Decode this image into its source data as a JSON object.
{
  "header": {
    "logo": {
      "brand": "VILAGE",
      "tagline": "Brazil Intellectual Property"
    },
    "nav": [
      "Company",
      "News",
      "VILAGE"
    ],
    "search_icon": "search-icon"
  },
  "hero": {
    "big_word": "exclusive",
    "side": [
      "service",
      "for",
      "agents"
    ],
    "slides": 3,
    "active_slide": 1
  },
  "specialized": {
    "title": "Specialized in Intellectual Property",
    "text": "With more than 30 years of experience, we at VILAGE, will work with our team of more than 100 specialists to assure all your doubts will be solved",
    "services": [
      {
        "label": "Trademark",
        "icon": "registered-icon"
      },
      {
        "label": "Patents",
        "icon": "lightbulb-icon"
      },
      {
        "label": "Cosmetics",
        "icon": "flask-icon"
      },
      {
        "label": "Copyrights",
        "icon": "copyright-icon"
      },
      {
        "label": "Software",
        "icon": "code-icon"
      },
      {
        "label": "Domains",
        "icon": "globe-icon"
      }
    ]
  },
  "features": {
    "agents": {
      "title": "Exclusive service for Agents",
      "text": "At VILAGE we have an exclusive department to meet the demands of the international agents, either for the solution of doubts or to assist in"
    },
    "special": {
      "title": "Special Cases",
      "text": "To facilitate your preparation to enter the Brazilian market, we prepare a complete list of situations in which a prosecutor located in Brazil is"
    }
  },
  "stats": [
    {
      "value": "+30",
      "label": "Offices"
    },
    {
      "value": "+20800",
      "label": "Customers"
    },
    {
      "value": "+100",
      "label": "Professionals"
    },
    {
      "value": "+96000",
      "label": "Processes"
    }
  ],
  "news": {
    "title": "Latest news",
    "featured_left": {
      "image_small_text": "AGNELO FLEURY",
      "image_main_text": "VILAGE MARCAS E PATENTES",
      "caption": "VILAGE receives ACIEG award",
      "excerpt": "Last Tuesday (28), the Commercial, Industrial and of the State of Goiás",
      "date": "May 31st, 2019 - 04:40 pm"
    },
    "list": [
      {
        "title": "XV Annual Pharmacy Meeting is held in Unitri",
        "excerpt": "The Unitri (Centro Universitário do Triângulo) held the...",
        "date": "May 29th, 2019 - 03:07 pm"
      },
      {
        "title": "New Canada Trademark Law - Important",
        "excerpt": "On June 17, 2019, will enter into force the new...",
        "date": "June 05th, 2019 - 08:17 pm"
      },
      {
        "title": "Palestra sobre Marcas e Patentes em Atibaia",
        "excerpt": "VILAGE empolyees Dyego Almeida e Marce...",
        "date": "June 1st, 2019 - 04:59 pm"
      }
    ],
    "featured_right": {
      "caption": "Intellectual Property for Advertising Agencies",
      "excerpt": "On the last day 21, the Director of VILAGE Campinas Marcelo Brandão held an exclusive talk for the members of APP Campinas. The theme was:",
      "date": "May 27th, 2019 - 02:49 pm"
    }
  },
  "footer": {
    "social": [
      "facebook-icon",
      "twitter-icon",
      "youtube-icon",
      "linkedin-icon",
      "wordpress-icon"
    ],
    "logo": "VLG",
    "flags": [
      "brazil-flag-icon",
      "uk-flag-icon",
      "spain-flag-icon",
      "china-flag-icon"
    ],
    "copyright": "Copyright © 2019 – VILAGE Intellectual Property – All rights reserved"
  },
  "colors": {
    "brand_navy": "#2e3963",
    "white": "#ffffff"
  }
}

--------

Copy each line above where the string "held" occurs.

__TASK RESULT__
        "title": "XV Annual Pharmacy Meeting is held in Unitri",
        "excerpt": "The Unitri (Centro Universitário do Triângulo) held the...",
      "excerpt": "On the last day 21, the Director of VILAGE Campinas Marcelo Brandão held an exclusive talk for the members of APP Campinas. The theme was:",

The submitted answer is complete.